▶ **WORK REQUIRED**
Select and copy out every line in the records containing "meridionale".

start INPUT RECORDS

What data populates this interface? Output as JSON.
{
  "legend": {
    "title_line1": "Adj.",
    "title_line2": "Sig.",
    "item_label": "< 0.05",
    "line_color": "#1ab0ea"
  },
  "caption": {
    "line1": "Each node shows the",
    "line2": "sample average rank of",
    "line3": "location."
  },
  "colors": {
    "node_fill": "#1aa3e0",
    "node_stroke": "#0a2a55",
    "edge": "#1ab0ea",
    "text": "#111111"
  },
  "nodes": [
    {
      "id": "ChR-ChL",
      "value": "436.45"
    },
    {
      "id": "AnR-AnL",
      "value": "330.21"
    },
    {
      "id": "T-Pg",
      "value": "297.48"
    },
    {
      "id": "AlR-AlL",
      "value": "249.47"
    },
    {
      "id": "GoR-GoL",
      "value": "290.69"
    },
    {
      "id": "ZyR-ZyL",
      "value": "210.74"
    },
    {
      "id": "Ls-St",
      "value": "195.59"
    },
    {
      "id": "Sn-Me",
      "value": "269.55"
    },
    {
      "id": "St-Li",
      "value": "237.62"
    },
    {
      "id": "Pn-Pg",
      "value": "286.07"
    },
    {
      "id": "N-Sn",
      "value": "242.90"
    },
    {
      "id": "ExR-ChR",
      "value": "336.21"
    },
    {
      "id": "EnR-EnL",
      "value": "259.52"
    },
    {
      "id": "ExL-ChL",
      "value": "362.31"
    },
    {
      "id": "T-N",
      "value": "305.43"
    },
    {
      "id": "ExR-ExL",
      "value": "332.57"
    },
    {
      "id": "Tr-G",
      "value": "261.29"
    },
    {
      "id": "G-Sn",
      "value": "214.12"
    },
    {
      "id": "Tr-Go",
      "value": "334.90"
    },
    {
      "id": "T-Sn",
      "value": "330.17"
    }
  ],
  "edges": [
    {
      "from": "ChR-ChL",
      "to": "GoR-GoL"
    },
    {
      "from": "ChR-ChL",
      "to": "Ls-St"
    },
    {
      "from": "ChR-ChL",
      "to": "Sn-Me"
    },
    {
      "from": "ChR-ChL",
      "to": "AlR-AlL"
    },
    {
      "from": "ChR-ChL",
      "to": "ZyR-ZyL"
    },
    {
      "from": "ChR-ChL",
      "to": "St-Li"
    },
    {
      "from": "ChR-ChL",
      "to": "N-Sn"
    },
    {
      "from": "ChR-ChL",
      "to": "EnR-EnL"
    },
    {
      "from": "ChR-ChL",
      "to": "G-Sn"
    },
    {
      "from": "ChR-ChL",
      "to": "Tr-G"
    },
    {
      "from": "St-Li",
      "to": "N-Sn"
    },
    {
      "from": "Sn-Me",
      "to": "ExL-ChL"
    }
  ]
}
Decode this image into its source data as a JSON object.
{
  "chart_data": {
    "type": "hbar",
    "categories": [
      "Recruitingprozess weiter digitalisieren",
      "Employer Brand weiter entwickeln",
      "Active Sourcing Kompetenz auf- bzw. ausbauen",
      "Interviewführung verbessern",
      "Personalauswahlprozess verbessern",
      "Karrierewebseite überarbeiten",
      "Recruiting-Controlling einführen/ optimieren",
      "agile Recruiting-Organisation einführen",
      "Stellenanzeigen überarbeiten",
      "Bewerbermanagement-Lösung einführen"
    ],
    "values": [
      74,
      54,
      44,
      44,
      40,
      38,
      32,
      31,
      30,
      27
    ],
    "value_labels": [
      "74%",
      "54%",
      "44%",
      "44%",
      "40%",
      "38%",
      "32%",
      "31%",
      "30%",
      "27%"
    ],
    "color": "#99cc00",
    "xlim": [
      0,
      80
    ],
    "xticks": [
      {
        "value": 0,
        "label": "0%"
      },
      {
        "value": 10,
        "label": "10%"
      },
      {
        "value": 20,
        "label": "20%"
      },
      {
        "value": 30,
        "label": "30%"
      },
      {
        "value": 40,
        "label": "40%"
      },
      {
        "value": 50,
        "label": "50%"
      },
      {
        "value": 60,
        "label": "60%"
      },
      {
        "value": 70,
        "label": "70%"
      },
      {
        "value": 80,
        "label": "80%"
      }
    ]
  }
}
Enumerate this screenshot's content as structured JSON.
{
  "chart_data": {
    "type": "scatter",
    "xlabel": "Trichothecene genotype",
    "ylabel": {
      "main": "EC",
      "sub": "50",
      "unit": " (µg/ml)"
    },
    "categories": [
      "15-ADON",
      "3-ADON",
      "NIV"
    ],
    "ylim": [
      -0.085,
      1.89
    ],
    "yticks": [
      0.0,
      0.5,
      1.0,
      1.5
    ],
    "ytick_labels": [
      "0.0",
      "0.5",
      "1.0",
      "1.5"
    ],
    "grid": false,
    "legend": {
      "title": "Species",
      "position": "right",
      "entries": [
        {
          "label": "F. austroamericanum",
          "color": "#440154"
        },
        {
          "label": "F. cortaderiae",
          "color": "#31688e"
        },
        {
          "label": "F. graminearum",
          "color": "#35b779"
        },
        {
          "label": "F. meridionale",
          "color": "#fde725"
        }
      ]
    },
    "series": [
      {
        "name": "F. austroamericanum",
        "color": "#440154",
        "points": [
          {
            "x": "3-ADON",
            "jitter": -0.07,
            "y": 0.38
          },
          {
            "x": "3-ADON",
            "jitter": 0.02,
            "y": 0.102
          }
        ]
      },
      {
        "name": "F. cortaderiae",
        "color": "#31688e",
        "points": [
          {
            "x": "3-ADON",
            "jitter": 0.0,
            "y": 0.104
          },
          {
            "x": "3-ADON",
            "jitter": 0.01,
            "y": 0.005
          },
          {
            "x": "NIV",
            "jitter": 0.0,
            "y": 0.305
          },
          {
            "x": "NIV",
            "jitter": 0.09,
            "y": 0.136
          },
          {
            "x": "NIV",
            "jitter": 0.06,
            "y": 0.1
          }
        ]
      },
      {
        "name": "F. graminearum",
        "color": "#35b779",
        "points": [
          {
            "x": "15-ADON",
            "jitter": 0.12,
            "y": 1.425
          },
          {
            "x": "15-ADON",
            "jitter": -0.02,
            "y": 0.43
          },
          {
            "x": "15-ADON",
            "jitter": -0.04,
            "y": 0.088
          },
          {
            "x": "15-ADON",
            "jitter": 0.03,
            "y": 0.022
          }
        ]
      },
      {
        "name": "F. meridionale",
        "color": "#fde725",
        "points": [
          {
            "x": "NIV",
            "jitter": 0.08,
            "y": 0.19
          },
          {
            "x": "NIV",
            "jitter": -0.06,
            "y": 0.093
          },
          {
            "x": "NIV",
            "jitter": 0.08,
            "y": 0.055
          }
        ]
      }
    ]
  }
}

end INPUT RECORDS

▶ **THE RESULT**
          "label": "F. meridionale",
        "name": "F. meridionale",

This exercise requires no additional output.